**AIM OF THE EXERCISE**
Review the material line by line. Identify and copy every line that contains the string "label".

[Figure record extracts]
--- Begin ---

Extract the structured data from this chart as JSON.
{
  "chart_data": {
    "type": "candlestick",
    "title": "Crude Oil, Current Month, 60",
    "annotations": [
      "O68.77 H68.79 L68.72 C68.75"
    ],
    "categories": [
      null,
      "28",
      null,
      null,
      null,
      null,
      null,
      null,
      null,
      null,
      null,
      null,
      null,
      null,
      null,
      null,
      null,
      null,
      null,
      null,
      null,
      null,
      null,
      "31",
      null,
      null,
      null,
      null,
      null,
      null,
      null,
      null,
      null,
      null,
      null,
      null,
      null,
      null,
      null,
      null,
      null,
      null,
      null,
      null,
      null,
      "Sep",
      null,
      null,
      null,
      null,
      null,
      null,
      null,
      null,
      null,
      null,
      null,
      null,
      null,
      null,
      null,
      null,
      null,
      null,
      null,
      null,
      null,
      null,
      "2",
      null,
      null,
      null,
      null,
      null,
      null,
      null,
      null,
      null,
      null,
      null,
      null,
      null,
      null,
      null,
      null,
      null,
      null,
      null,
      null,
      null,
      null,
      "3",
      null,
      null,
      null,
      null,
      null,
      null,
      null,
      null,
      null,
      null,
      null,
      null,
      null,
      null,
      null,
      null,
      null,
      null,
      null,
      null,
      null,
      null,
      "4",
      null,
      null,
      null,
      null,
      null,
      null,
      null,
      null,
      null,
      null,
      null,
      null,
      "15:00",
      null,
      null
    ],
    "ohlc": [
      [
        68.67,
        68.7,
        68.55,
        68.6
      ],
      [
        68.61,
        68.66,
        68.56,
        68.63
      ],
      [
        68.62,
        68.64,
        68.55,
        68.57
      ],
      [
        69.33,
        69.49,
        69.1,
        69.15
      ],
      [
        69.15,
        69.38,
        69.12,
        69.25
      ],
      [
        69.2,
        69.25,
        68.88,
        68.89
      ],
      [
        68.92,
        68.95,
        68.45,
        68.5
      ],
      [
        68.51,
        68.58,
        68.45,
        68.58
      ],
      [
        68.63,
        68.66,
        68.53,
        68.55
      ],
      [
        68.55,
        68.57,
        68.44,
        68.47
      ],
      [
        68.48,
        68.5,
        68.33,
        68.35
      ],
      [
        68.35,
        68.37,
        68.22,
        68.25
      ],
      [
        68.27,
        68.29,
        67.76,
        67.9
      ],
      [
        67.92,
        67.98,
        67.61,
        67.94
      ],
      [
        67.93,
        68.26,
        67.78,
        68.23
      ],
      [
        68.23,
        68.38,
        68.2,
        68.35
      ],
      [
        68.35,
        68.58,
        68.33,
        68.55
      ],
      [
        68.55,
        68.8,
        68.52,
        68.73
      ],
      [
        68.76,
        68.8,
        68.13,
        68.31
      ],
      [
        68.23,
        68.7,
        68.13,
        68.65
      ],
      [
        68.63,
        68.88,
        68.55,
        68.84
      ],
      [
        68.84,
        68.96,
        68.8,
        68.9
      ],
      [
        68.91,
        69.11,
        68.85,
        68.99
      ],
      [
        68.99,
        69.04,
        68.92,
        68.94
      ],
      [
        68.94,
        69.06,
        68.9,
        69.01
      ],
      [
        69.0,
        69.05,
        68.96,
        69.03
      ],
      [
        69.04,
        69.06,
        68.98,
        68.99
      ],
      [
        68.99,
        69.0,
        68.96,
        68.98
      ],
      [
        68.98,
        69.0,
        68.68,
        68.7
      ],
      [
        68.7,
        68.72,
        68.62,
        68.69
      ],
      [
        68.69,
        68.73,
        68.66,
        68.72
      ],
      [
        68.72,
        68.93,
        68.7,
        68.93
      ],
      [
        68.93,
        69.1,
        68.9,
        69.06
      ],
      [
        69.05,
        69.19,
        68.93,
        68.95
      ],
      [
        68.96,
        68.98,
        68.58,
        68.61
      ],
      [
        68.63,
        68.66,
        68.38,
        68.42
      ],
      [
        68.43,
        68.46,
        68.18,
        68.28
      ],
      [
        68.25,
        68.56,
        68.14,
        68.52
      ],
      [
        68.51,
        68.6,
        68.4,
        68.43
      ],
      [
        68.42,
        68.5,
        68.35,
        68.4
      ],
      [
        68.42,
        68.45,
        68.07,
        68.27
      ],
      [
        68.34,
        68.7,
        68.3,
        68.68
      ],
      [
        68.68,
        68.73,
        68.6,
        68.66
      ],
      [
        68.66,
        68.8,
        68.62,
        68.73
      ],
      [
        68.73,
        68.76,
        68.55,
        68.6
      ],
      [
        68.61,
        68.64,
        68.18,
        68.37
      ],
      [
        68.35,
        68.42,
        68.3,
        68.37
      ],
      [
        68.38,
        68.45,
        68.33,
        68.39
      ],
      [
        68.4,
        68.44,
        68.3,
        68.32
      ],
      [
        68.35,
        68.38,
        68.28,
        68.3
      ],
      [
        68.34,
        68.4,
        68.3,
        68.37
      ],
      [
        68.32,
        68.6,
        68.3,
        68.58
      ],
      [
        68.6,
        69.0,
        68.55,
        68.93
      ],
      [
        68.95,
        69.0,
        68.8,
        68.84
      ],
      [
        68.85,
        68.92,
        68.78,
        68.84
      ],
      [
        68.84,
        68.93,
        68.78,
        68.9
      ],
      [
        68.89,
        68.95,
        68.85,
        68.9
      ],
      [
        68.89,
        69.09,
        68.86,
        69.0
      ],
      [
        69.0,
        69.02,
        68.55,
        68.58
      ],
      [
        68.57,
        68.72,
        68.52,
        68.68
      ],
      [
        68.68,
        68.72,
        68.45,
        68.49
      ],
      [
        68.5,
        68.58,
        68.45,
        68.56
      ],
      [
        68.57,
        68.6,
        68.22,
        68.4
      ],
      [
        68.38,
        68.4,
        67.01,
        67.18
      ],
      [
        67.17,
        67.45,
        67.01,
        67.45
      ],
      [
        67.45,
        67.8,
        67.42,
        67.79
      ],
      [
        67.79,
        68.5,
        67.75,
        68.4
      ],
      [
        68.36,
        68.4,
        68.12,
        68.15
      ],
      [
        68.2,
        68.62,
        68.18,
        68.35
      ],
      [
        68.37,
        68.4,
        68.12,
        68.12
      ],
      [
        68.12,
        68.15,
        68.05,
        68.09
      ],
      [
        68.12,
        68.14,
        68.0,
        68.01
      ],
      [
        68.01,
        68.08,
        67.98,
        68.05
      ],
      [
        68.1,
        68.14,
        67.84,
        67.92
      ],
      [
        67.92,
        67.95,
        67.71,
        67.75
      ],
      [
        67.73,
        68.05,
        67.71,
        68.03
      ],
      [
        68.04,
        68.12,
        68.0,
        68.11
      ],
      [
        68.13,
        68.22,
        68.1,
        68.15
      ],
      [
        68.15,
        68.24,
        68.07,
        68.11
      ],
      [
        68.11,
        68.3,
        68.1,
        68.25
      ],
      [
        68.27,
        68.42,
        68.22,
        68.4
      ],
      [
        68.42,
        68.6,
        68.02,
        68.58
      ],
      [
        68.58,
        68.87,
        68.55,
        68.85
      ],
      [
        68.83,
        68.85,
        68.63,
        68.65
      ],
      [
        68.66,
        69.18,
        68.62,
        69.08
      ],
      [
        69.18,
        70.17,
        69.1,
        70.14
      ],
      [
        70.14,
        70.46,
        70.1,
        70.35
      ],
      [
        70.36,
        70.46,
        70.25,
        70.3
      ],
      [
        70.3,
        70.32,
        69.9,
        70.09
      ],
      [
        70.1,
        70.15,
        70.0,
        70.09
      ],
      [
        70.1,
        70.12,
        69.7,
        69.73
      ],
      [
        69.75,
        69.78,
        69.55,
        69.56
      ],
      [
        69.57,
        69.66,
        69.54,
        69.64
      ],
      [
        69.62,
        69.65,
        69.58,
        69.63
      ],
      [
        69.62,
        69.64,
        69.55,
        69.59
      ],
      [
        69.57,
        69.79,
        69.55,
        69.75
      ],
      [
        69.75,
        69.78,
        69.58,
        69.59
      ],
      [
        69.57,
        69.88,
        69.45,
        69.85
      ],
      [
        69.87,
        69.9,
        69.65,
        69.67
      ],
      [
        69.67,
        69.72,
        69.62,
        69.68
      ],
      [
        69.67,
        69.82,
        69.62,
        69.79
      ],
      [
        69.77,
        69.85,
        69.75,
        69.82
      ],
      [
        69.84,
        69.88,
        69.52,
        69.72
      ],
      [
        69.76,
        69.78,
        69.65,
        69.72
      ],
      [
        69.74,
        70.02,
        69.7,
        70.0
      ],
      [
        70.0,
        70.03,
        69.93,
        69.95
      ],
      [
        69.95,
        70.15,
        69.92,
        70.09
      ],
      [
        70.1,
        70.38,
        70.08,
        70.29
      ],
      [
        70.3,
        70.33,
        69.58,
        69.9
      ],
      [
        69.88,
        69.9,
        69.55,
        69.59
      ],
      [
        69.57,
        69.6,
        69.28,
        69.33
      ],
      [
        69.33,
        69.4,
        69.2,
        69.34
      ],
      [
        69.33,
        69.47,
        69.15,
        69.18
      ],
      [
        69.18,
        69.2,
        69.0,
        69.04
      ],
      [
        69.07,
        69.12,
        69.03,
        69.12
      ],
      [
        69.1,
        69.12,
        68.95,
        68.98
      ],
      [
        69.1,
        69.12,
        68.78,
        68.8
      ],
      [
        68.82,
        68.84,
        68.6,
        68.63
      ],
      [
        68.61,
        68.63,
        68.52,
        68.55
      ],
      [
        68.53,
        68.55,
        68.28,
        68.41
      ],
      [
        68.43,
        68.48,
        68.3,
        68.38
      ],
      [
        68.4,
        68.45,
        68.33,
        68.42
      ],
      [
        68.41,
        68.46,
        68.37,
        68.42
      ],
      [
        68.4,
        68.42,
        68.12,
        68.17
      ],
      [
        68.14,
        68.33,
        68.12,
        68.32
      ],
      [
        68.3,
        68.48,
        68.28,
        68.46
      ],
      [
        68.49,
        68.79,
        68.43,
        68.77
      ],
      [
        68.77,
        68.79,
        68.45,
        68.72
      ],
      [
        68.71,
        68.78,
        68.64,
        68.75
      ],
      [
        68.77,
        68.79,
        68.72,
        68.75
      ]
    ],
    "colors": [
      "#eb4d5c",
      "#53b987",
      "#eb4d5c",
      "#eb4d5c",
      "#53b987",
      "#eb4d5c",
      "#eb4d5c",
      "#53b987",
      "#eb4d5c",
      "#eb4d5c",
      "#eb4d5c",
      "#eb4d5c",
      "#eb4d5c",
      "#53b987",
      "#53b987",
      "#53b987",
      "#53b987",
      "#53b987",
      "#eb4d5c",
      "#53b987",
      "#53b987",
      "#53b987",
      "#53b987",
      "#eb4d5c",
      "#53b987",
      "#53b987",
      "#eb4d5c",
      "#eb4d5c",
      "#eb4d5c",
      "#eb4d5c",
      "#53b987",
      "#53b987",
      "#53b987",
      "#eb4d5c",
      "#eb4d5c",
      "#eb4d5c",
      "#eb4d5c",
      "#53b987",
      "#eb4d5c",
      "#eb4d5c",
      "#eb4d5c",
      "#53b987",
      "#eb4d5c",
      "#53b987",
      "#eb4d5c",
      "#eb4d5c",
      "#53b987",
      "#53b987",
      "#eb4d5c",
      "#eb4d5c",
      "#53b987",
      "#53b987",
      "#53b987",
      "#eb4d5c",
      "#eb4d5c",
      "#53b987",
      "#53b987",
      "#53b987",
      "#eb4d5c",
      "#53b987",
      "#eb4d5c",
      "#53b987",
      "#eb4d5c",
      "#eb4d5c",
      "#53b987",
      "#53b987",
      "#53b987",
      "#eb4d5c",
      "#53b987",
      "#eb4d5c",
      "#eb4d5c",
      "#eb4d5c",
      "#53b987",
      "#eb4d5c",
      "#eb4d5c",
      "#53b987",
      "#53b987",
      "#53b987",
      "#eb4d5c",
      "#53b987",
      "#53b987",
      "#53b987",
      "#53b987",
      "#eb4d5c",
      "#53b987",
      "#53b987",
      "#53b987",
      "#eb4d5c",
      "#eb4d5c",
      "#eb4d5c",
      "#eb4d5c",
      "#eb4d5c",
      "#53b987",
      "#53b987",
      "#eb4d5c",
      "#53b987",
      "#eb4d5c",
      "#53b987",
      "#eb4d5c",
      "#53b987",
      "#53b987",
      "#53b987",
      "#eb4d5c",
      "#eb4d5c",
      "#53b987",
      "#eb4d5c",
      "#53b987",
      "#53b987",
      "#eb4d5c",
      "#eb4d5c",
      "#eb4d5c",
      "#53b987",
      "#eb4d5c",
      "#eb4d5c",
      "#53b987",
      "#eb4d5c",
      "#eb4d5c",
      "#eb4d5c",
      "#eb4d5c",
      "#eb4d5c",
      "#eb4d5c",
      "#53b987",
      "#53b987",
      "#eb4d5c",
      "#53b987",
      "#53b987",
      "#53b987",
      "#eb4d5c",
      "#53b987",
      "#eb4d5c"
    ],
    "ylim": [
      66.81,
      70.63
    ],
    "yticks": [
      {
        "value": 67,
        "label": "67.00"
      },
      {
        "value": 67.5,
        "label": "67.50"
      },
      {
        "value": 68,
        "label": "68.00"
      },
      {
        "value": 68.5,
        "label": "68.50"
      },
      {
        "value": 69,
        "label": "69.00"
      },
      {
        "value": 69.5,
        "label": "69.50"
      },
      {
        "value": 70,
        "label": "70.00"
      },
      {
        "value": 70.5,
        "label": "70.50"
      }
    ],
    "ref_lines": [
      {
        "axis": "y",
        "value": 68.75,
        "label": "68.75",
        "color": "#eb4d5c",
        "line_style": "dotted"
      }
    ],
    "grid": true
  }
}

--- End ---

**SOLUTION TO THIS PROBLEM**
        "label": "67.00"
        "label": "67.50"
        "label": "68.00"
        "label": "68.50"
        "label": "69.00"
        "label": "69.50"
        "label": "70.00"
        "label": "70.50"
        "label": "68.75",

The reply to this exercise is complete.